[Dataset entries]
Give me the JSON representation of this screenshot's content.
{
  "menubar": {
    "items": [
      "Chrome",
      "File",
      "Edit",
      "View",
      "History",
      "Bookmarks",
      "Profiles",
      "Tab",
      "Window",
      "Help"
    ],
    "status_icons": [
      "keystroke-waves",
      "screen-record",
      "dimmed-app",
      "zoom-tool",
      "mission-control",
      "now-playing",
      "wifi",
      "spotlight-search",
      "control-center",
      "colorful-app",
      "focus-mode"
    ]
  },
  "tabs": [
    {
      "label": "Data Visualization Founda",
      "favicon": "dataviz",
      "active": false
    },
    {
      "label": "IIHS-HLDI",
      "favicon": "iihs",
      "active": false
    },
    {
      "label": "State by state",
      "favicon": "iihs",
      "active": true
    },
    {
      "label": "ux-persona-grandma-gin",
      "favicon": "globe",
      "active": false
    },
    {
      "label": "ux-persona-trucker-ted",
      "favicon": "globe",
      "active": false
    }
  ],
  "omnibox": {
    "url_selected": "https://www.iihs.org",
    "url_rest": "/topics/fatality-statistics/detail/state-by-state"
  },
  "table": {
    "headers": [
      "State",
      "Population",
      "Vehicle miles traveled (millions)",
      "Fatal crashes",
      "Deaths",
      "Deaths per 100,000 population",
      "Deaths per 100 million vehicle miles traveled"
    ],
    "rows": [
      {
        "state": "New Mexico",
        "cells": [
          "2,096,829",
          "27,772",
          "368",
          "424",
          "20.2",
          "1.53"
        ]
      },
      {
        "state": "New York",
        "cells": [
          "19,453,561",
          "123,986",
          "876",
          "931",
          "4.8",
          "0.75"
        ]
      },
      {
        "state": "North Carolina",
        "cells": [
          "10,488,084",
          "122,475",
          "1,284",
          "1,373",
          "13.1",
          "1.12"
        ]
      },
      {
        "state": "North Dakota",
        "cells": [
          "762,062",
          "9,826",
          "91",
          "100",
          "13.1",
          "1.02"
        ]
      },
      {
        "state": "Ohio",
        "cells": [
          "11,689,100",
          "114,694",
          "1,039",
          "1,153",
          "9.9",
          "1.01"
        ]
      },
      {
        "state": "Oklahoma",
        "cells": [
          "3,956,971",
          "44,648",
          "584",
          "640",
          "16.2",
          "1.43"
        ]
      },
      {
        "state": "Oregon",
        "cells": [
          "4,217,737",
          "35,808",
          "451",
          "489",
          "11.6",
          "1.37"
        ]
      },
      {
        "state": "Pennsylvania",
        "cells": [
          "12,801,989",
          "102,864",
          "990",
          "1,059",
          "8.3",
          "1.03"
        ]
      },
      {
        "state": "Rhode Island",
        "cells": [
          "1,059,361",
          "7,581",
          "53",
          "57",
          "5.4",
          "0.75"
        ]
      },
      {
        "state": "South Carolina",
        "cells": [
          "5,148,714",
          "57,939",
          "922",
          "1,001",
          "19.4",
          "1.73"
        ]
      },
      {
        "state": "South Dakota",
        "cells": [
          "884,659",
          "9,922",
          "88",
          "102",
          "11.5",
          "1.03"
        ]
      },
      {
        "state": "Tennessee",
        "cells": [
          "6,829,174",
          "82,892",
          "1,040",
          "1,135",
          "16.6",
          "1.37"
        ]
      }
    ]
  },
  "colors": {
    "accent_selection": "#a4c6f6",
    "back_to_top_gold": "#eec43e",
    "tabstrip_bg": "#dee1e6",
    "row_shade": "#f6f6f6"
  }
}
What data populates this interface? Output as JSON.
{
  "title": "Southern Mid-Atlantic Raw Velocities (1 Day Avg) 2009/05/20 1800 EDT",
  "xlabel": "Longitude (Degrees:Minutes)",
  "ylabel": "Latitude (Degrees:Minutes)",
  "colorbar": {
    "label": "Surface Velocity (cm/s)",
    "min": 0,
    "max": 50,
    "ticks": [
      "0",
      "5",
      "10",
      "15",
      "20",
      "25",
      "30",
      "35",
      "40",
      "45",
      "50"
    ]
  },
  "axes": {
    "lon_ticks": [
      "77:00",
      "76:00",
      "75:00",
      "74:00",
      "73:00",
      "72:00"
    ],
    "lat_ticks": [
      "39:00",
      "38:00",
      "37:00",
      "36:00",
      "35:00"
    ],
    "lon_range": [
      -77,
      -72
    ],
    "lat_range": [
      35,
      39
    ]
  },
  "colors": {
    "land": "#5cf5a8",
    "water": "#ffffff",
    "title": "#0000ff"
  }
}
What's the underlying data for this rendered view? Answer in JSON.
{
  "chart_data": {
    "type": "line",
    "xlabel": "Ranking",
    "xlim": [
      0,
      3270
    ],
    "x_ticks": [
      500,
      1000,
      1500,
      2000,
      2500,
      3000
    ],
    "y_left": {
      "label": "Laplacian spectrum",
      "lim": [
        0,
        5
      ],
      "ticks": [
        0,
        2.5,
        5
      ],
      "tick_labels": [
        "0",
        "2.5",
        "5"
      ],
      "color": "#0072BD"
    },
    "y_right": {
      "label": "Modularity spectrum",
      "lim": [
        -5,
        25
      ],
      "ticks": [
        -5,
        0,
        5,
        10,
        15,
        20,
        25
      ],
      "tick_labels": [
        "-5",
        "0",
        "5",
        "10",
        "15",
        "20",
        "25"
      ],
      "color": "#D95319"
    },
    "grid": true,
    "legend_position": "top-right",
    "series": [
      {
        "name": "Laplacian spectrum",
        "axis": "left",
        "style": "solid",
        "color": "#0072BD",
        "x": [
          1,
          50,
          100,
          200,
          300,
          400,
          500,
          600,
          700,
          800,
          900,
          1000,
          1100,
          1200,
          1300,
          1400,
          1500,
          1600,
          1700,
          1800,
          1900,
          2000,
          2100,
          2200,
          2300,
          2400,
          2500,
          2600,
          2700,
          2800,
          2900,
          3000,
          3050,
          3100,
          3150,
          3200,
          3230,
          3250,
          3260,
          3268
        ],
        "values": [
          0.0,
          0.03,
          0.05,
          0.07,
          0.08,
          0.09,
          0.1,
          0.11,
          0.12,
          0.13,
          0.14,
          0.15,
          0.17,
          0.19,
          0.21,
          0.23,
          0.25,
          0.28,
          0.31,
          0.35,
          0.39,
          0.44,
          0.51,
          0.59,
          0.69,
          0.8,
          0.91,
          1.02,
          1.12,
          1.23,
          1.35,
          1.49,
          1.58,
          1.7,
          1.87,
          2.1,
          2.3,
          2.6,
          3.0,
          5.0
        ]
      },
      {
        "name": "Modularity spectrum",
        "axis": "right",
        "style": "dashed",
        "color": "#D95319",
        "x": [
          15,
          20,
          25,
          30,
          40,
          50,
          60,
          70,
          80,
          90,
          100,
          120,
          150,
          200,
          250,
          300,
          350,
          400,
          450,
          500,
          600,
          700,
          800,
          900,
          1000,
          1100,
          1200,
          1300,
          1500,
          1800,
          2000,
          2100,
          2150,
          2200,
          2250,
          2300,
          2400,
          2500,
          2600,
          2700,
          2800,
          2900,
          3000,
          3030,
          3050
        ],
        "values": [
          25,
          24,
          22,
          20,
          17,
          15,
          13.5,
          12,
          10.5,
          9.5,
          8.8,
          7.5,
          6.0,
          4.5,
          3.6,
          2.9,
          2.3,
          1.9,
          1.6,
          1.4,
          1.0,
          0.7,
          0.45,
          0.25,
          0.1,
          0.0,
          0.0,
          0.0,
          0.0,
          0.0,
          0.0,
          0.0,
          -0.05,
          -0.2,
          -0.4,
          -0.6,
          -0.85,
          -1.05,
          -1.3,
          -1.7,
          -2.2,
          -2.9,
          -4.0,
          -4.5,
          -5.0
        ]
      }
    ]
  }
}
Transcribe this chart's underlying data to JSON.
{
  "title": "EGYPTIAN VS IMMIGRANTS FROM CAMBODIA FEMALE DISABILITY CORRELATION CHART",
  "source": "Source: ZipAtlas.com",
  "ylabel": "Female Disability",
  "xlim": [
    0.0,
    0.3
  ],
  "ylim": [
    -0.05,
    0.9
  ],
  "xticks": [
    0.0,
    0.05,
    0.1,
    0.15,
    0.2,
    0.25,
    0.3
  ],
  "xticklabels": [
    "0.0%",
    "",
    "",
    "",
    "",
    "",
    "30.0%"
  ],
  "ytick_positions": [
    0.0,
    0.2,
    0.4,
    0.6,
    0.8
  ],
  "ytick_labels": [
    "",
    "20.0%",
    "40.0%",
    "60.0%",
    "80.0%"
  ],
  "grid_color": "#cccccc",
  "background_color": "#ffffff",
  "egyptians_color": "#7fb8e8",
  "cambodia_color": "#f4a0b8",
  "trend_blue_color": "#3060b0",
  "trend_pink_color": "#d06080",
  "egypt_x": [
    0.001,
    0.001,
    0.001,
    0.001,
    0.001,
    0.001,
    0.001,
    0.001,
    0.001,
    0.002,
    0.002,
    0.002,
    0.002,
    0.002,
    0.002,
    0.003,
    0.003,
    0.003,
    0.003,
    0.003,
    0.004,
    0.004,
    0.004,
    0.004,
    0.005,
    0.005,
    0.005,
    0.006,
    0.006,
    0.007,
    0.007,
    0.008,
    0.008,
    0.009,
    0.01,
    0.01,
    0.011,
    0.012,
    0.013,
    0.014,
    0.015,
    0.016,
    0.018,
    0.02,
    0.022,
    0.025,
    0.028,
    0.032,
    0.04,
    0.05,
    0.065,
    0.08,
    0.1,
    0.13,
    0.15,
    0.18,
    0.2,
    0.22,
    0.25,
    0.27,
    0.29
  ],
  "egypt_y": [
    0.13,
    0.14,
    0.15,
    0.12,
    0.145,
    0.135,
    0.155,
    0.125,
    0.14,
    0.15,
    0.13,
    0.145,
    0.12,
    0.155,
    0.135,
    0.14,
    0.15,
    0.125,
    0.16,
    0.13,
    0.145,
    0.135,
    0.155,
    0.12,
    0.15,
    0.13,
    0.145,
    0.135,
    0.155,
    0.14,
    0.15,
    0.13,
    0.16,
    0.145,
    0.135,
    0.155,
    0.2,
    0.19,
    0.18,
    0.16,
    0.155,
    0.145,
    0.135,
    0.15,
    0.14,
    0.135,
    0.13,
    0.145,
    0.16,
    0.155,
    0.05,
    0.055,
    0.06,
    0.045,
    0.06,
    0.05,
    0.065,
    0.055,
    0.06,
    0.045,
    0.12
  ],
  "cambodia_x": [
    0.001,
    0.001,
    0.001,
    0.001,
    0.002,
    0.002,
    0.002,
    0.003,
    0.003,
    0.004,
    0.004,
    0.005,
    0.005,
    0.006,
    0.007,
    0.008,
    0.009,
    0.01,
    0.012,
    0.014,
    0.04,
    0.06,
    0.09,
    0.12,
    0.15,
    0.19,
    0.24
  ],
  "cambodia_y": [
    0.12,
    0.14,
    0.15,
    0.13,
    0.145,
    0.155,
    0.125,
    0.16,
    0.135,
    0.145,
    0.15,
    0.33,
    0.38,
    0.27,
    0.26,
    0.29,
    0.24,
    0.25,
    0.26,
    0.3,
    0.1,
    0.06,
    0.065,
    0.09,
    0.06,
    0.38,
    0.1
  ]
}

What is required :: Give the number of lines that carry the word "name", with nothing added.

Answer to this task :: 2